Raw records
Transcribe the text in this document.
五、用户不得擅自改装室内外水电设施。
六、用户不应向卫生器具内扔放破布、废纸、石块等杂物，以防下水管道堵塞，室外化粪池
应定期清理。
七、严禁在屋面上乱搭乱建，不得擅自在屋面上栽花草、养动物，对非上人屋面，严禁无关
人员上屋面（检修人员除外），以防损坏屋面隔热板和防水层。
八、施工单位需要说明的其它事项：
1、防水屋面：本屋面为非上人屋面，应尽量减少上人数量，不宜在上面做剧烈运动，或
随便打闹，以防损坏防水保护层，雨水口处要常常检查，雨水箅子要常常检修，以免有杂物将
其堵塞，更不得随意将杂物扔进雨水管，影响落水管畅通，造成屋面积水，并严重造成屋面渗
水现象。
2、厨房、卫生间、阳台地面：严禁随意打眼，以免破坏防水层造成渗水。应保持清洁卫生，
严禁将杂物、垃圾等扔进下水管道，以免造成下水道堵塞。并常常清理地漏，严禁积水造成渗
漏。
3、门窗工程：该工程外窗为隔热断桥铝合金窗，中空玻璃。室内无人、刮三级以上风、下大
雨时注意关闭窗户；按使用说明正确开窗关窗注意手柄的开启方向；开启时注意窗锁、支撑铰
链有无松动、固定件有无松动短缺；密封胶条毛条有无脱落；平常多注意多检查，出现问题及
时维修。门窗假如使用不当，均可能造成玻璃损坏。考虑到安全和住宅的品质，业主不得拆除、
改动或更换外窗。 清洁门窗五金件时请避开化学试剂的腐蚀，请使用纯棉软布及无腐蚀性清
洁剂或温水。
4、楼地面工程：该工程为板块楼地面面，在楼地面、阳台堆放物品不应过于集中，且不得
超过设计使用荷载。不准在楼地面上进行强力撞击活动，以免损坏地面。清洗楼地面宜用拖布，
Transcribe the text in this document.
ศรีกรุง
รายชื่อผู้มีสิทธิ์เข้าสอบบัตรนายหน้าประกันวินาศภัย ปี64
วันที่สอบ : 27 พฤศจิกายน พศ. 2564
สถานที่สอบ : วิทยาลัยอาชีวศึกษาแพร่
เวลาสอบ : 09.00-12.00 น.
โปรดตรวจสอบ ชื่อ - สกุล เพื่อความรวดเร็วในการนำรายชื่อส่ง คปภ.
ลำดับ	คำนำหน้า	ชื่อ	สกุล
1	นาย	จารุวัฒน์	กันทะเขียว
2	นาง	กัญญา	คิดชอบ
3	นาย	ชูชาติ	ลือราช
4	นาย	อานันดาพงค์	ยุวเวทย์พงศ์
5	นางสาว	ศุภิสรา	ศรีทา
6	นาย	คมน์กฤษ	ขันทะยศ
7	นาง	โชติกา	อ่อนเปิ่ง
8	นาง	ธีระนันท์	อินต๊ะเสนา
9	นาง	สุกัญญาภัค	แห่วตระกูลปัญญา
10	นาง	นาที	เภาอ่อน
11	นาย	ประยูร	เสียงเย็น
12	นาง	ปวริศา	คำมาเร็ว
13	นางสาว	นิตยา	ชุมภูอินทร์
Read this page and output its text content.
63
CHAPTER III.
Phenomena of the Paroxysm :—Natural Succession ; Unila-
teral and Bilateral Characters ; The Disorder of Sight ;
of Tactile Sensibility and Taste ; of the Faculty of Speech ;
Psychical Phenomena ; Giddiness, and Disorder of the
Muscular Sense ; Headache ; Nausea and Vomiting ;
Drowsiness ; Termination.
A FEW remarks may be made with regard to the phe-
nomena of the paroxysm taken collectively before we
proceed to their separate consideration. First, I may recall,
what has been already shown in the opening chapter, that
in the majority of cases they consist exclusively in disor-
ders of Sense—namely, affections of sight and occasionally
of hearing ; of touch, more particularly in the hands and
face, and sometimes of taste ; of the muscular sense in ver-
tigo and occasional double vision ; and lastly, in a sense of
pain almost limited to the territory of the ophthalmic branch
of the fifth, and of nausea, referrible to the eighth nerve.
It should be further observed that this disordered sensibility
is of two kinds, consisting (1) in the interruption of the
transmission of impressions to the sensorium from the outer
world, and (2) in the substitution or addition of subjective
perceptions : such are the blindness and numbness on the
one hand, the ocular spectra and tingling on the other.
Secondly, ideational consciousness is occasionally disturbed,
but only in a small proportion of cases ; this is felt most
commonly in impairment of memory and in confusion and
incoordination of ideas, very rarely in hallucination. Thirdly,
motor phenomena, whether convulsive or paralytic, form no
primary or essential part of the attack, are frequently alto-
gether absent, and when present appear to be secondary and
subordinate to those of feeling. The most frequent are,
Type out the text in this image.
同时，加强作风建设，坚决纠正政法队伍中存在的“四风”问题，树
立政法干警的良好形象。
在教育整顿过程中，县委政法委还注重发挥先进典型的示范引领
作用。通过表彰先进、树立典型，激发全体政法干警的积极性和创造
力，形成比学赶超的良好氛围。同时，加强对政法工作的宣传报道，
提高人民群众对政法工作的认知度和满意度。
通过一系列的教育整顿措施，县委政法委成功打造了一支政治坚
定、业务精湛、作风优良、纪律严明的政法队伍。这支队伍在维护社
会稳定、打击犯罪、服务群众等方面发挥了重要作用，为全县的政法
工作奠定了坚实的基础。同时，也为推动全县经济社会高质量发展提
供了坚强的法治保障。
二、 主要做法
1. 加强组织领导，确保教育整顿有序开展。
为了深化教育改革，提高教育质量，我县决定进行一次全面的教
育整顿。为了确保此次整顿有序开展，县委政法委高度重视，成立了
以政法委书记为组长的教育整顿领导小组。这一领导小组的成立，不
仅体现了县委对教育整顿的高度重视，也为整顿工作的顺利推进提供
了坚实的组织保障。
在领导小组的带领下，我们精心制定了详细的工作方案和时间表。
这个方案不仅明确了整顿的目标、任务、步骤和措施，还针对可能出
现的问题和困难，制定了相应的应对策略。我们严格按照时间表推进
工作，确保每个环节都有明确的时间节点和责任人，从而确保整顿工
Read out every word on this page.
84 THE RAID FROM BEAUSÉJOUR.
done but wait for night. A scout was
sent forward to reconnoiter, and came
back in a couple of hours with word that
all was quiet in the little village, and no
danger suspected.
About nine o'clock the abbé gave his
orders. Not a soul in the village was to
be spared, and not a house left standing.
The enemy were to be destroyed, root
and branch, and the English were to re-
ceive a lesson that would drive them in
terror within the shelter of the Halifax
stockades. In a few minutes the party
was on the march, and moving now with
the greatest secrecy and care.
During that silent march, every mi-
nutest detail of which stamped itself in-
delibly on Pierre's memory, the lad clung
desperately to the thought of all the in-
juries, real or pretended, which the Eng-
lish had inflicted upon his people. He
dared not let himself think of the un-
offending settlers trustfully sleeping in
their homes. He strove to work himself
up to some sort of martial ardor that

■ Requirement
Restate the data above word for word.

■ Full output
Transcribe the text in this document.
五、用户不得擅自改装室内外水电设施。
六、用户不应向卫生器具内扔放破布、废纸、石块等杂物，以防下水管道堵塞，室外化粪池
应定期清理。
七、严禁在屋面上乱搭乱建，不得擅自在屋面上栽花草、养动物，对非上人屋面，严禁无关
人员上屋面（检修人员除外），以防损坏屋面隔热板和防水层。
八、施工单位需要说明的其它事项：
1、防水屋面：本屋面为非上人屋面，应尽量减少上人数量，不宜在上面做剧烈运动，或
随便打闹，以防损坏防水保护层，雨水口处要常常检查，雨水箅子要常常检修，以免有杂物将
其堵塞，更不得随意将杂物扔进雨水管，影响落水管畅通，造成屋面积水，并严重造成屋面渗
水现象。
2、厨房、卫生间、阳台地面：严禁随意打眼，以免破坏防水层造成渗水。应保持清洁卫生，
严禁将杂物、垃圾等扔进下水管道，以免造成下水道堵塞。并常常清理地漏，严禁积水造成渗
漏。
3、门窗工程：该工程外窗为隔热断桥铝合金窗，中空玻璃。室内无人、刮三级以上风、下大
雨时注意关闭窗户；按使用说明正确开窗关窗注意手柄的开启方向；开启时注意窗锁、支撑铰
链有无松动、固定件有无松动短缺；密封胶条毛条有无脱落；平常多注意多检查，出现问题及
时维修。门窗假如使用不当，均可能造成玻璃损坏。考虑到安全和住宅的品质，业主不得拆除、
改动或更换外窗。 清洁门窗五金件时请避开化学试剂的腐蚀，请使用纯棉软布及无腐蚀性清
洁剂或温水。
4、楼地面工程：该工程为板块楼地面面，在楼地面、阳台堆放物品不应过于集中，且不得
超过设计使用荷载。不准在楼地面上进行强力撞击活动，以免损坏地面。清洗楼地面宜用拖布，
Transcribe the text in this document.
ศรีกรุง
รายชื่อผู้มีสิทธิ์เข้าสอบบัตรนายหน้าประกันวินาศภัย ปี64
วันที่สอบ : 27 พฤศจิกายน พศ. 2564
สถานที่สอบ : วิทยาลัยอาชีวศึกษาแพร่
เวลาสอบ : 09.00-12.00 น.
โปรดตรวจสอบ ชื่อ - สกุล เพื่อความรวดเร็วในการนำรายชื่อส่ง คปภ.
ลำดับ	คำนำหน้า	ชื่อ	สกุล
1	นาย	จารุวัฒน์	กันทะเขียว
2	นาง	กัญญา	คิดชอบ
3	นาย	ชูชาติ	ลือราช
4	นาย	อานันดาพงค์	ยุวเวทย์พงศ์
5	นางสาว	ศุภิสรา	ศรีทา
6	นาย	คมน์กฤษ	ขันทะยศ
7	นาง	โชติกา	อ่อนเปิ่ง
8	นาง	ธีระนันท์	อินต๊ะเสนา
9	นาง	สุกัญญาภัค	แห่วตระกูลปัญญา
10	นาง	นาที	เภาอ่อน
11	นาย	ประยูร	เสียงเย็น
12	นาง	ปวริศา	คำมาเร็ว
13	นางสาว	นิตยา	ชุมภูอินทร์
Read this page and output its text content.
63
CHAPTER III.
Phenomena of the Paroxysm :—Natural Succession ; Unila-
teral and Bilateral Characters ; The Disorder of Sight ;
of Tactile Sensibility and Taste ; of the Faculty of Speech ;
Psychical Phenomena ; Giddiness, and Disorder of the
Muscular Sense ; Headache ; Nausea and Vomiting ;
Drowsiness ; Termination.
A FEW remarks may be made with regard to the phe-
nomena of the paroxysm taken collectively before we
proceed to their separate consideration. First, I may recall,
what has been already shown in the opening chapter, that
in the majority of cases they consist exclusively in disor-
ders of Sense—namely, affections of sight and occasionally
of hearing ; of touch, more particularly in the hands and
face, and sometimes of taste ; of the muscular sense in ver-
tigo and occasional double vision ; and lastly, in a sense of
pain almost limited to the territory of the ophthalmic branch
of the fifth, and of nausea, referrible to the eighth nerve.
It should be further observed that this disordered sensibility
is of two kinds, consisting (1) in the interruption of the
transmission of impressions to the sensorium from the outer
world, and (2) in the substitution or addition of subjective
perceptions : such are the blindness and numbness on the
one hand, the ocular spectra and tingling on the other.
Secondly, ideational consciousness is occasionally disturbed,
but only in a small proportion of cases ; this is felt most
commonly in impairment of memory and in confusion and
incoordination of ideas, very rarely in hallucination. Thirdly,
motor phenomena, whether convulsive or paralytic, form no
primary or essential part of the attack, are frequently alto-
gether absent, and when present appear to be secondary and
subordinate to those of feeling. The most frequent are,
Type out the text in this image.
同时，加强作风建设，坚决纠正政法队伍中存在的“四风”问题，树
立政法干警的良好形象。
在教育整顿过程中，县委政法委还注重发挥先进典型的示范引领
作用。通过表彰先进、树立典型，激发全体政法干警的积极性和创造
力，形成比学赶超的良好氛围。同时，加强对政法工作的宣传报道，
提高人民群众对政法工作的认知度和满意度。
通过一系列的教育整顿措施，县委政法委成功打造了一支政治坚
定、业务精湛、作风优良、纪律严明的政法队伍。这支队伍在维护社
会稳定、打击犯罪、服务群众等方面发挥了重要作用，为全县的政法
工作奠定了坚实的基础。同时，也为推动全县经济社会高质量发展提
供了坚强的法治保障。
二、 主要做法
1. 加强组织领导，确保教育整顿有序开展。
为了深化教育改革，提高教育质量，我县决定进行一次全面的教
育整顿。为了确保此次整顿有序开展，县委政法委高度重视，成立了
以政法委书记为组长的教育整顿领导小组。这一领导小组的成立，不
仅体现了县委对教育整顿的高度重视，也为整顿工作的顺利推进提供
了坚实的组织保障。
在领导小组的带领下，我们精心制定了详细的工作方案和时间表。
这个方案不仅明确了整顿的目标、任务、步骤和措施，还针对可能出
现的问题和困难，制定了相应的应对策略。我们严格按照时间表推进
工作，确保每个环节都有明确的时间节点和责任人，从而确保整顿工
Read out every word on this page.
84 THE RAID FROM BEAUSÉJOUR.
done but wait for night. A scout was
sent forward to reconnoiter, and came
back in a couple of hours with word that
all was quiet in the little village, and no
danger suspected.
About nine o'clock the abbé gave his
orders. Not a soul in the village was to
be spared, and not a house left standing.
The enemy were to be destroyed, root
and branch, and the English were to re-
ceive a lesson that would drive them in
terror within the shelter of the Halifax
stockades. In a few minutes the party
was on the march, and moving now with
the greatest secrecy and care.
During that silent march, every mi-
nutest detail of which stamped itself in-
delibly on Pierre's memory, the lad clung
desperately to the thought of all the in-
juries, real or pretended, which the Eng-
lish had inflicted upon his people. He
dared not let himself think of the un-
offending settlers trustfully sleeping in
their homes. He strove to work himself
up to some sort of martial ardor that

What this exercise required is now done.